**Given instruction:**
Reproduce the listing below without changes, except that pictures are left out.

(Stored entries)
________________________

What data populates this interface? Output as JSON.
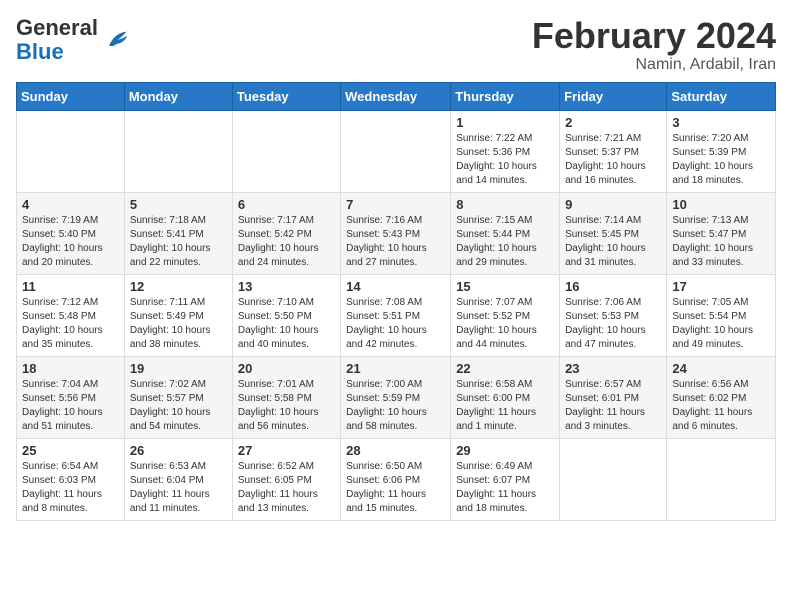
{
  "header": {
    "logo_general": "General",
    "logo_blue": "Blue",
    "month_year": "February 2024",
    "location": "Namin, Ardabil, Iran"
  },
  "weekdays": [
    "Sunday",
    "Monday",
    "Tuesday",
    "Wednesday",
    "Thursday",
    "Friday",
    "Saturday"
  ],
  "weeks": [
    [
      {
        "day": "",
        "detail": ""
      },
      {
        "day": "",
        "detail": ""
      },
      {
        "day": "",
        "detail": ""
      },
      {
        "day": "",
        "detail": ""
      },
      {
        "day": "1",
        "detail": "Sunrise: 7:22 AM\nSunset: 5:36 PM\nDaylight: 10 hours\nand 14 minutes."
      },
      {
        "day": "2",
        "detail": "Sunrise: 7:21 AM\nSunset: 5:37 PM\nDaylight: 10 hours\nand 16 minutes."
      },
      {
        "day": "3",
        "detail": "Sunrise: 7:20 AM\nSunset: 5:39 PM\nDaylight: 10 hours\nand 18 minutes."
      }
    ],
    [
      {
        "day": "4",
        "detail": "Sunrise: 7:19 AM\nSunset: 5:40 PM\nDaylight: 10 hours\nand 20 minutes."
      },
      {
        "day": "5",
        "detail": "Sunrise: 7:18 AM\nSunset: 5:41 PM\nDaylight: 10 hours\nand 22 minutes."
      },
      {
        "day": "6",
        "detail": "Sunrise: 7:17 AM\nSunset: 5:42 PM\nDaylight: 10 hours\nand 24 minutes."
      },
      {
        "day": "7",
        "detail": "Sunrise: 7:16 AM\nSunset: 5:43 PM\nDaylight: 10 hours\nand 27 minutes."
      },
      {
        "day": "8",
        "detail": "Sunrise: 7:15 AM\nSunset: 5:44 PM\nDaylight: 10 hours\nand 29 minutes."
      },
      {
        "day": "9",
        "detail": "Sunrise: 7:14 AM\nSunset: 5:45 PM\nDaylight: 10 hours\nand 31 minutes."
      },
      {
        "day": "10",
        "detail": "Sunrise: 7:13 AM\nSunset: 5:47 PM\nDaylight: 10 hours\nand 33 minutes."
      }
    ],
    [
      {
        "day": "11",
        "detail": "Sunrise: 7:12 AM\nSunset: 5:48 PM\nDaylight: 10 hours\nand 35 minutes."
      },
      {
        "day": "12",
        "detail": "Sunrise: 7:11 AM\nSunset: 5:49 PM\nDaylight: 10 hours\nand 38 minutes."
      },
      {
        "day": "13",
        "detail": "Sunrise: 7:10 AM\nSunset: 5:50 PM\nDaylight: 10 hours\nand 40 minutes."
      },
      {
        "day": "14",
        "detail": "Sunrise: 7:08 AM\nSunset: 5:51 PM\nDaylight: 10 hours\nand 42 minutes."
      },
      {
        "day": "15",
        "detail": "Sunrise: 7:07 AM\nSunset: 5:52 PM\nDaylight: 10 hours\nand 44 minutes."
      },
      {
        "day": "16",
        "detail": "Sunrise: 7:06 AM\nSunset: 5:53 PM\nDaylight: 10 hours\nand 47 minutes."
      },
      {
        "day": "17",
        "detail": "Sunrise: 7:05 AM\nSunset: 5:54 PM\nDaylight: 10 hours\nand 49 minutes."
      }
    ],
    [
      {
        "day": "18",
        "detail": "Sunrise: 7:04 AM\nSunset: 5:56 PM\nDaylight: 10 hours\nand 51 minutes."
      },
      {
        "day": "19",
        "detail": "Sunrise: 7:02 AM\nSunset: 5:57 PM\nDaylight: 10 hours\nand 54 minutes."
      },
      {
        "day": "20",
        "detail": "Sunrise: 7:01 AM\nSunset: 5:58 PM\nDaylight: 10 hours\nand 56 minutes."
      },
      {
        "day": "21",
        "detail": "Sunrise: 7:00 AM\nSunset: 5:59 PM\nDaylight: 10 hours\nand 58 minutes."
      },
      {
        "day": "22",
        "detail": "Sunrise: 6:58 AM\nSunset: 6:00 PM\nDaylight: 11 hours\nand 1 minute."
      },
      {
        "day": "23",
        "detail": "Sunrise: 6:57 AM\nSunset: 6:01 PM\nDaylight: 11 hours\nand 3 minutes."
      },
      {
        "day": "24",
        "detail": "Sunrise: 6:56 AM\nSunset: 6:02 PM\nDaylight: 11 hours\nand 6 minutes."
      }
    ],
    [
      {
        "day": "25",
        "detail": "Sunrise: 6:54 AM\nSunset: 6:03 PM\nDaylight: 11 hours\nand 8 minutes."
      },
      {
        "day": "26",
        "detail": "Sunrise: 6:53 AM\nSunset: 6:04 PM\nDaylight: 11 hours\nand 11 minutes."
      },
      {
        "day": "27",
        "detail": "Sunrise: 6:52 AM\nSunset: 6:05 PM\nDaylight: 11 hours\nand 13 minutes."
      },
      {
        "day": "28",
        "detail": "Sunrise: 6:50 AM\nSunset: 6:06 PM\nDaylight: 11 hours\nand 15 minutes."
      },
      {
        "day": "29",
        "detail": "Sunrise: 6:49 AM\nSunset: 6:07 PM\nDaylight: 11 hours\nand 18 minutes."
      },
      {
        "day": "",
        "detail": ""
      },
      {
        "day": "",
        "detail": ""
      }
    ]
  ]
}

________________________

**Task output:**
What data populates this interface? Output as JSON.
{
  "header": {
    "logo_general": "General",
    "logo_blue": "Blue",
    "month_year": "February 2024",
    "location": "Namin, Ardabil, Iran"
  },
  "weekdays": [
    "Sunday",
    "Monday",
    "Tuesday",
    "Wednesday",
    "Thursday",
    "Friday",
    "Saturday"
  ],
  "weeks": [
    [
      {
        "day": "",
        "detail": ""
      },
      {
        "day": "",
        "detail": ""
      },
      {
        "day": "",
        "detail": ""
      },
      {
        "day": "",
        "detail": ""
      },
      {
        "day": "1",
        "detail": "Sunrise: 7:22 AM\nSunset: 5:36 PM\nDaylight: 10 hours\nand 14 minutes."
      },
      {
        "day": "2",
        "detail": "Sunrise: 7:21 AM\nSunset: 5:37 PM\nDaylight: 10 hours\nand 16 minutes."
      },
      {
        "day": "3",
        "detail": "Sunrise: 7:20 AM\nSunset: 5:39 PM\nDaylight: 10 hours\nand 18 minutes."
      }
    ],
    [
      {
        "day": "4",
        "detail": "Sunrise: 7:19 AM\nSunset: 5:40 PM\nDaylight: 10 hours\nand 20 minutes."
      },
      {
        "day": "5",
        "detail": "Sunrise: 7:18 AM\nSunset: 5:41 PM\nDaylight: 10 hours\nand 22 minutes."
      },
      {
        "day": "6",
        "detail": "Sunrise: 7:17 AM\nSunset: 5:42 PM\nDaylight: 10 hours\nand 24 minutes."
      },
      {
        "day": "7",
        "detail": "Sunrise: 7:16 AM\nSunset: 5:43 PM\nDaylight: 10 hours\nand 27 minutes."
      },
      {
        "day": "8",
        "detail": "Sunrise: 7:15 AM\nSunset: 5:44 PM\nDaylight: 10 hours\nand 29 minutes."
      },
      {
        "day": "9",
        "detail": "Sunrise: 7:14 AM\nSunset: 5:45 PM\nDaylight: 10 hours\nand 31 minutes."
      },
      {
        "day": "10",
        "detail": "Sunrise: 7:13 AM\nSunset: 5:47 PM\nDaylight: 10 hours\nand 33 minutes."
      }
    ],
    [
      {
        "day": "11",
        "detail": "Sunrise: 7:12 AM\nSunset: 5:48 PM\nDaylight: 10 hours\nand 35 minutes."
      },
      {
        "day": "12",
        "detail": "Sunrise: 7:11 AM\nSunset: 5:49 PM\nDaylight: 10 hours\nand 38 minutes."
      },
      {
        "day": "13",
        "detail": "Sunrise: 7:10 AM\nSunset: 5:50 PM\nDaylight: 10 hours\nand 40 minutes."
      },
      {
        "day": "14",
        "detail": "Sunrise: 7:08 AM\nSunset: 5:51 PM\nDaylight: 10 hours\nand 42 minutes."
      },
      {
        "day": "15",
        "detail": "Sunrise: 7:07 AM\nSunset: 5:52 PM\nDaylight: 10 hours\nand 44 minutes."
      },
      {
        "day": "16",
        "detail": "Sunrise: 7:06 AM\nSunset: 5:53 PM\nDaylight: 10 hours\nand 47 minutes."
      },
      {
        "day": "17",
        "detail": "Sunrise: 7:05 AM\nSunset: 5:54 PM\nDaylight: 10 hours\nand 49 minutes."
      }
    ],
    [
      {
        "day": "18",
        "detail": "Sunrise: 7:04 AM\nSunset: 5:56 PM\nDaylight: 10 hours\nand 51 minutes."
      },
      {
        "day": "19",
        "detail": "Sunrise: 7:02 AM\nSunset: 5:57 PM\nDaylight: 10 hours\nand 54 minutes."
      },
      {
        "day": "20",
        "detail": "Sunrise: 7:01 AM\nSunset: 5:58 PM\nDaylight: 10 hours\nand 56 minutes."
      },
      {
        "day": "21",
        "detail": "Sunrise: 7:00 AM\nSunset: 5:59 PM\nDaylight: 10 hours\nand 58 minutes."
      },
      {
        "day": "22",
        "detail": "Sunrise: 6:58 AM\nSunset: 6:00 PM\nDaylight: 11 hours\nand 1 minute."
      },
      {
        "day": "23",
        "detail": "Sunrise: 6:57 AM\nSunset: 6:01 PM\nDaylight: 11 hours\nand 3 minutes."
      },
      {
        "day": "24",
        "detail": "Sunrise: 6:56 AM\nSunset: 6:02 PM\nDaylight: 11 hours\nand 6 minutes."
      }
    ],
    [
      {
        "day": "25",
        "detail": "Sunrise: 6:54 AM\nSunset: 6:03 PM\nDaylight: 11 hours\nand 8 minutes."
      },
      {
        "day": "26",
        "detail": "Sunrise: 6:53 AM\nSunset: 6:04 PM\nDaylight: 11 hours\nand 11 minutes."
      },
      {
        "day": "27",
        "detail": "Sunrise: 6:52 AM\nSunset: 6:05 PM\nDaylight: 11 hours\nand 13 minutes."
      },
      {
        "day": "28",
        "detail": "Sunrise: 6:50 AM\nSunset: 6:06 PM\nDaylight: 11 hours\nand 15 minutes."
      },
      {
        "day": "29",
        "detail": "Sunrise: 6:49 AM\nSunset: 6:07 PM\nDaylight: 11 hours\nand 18 minutes."
      },
      {
        "day": "",
        "detail": ""
      },
      {
        "day": "",
        "detail": ""
      }
    ]
  ]
}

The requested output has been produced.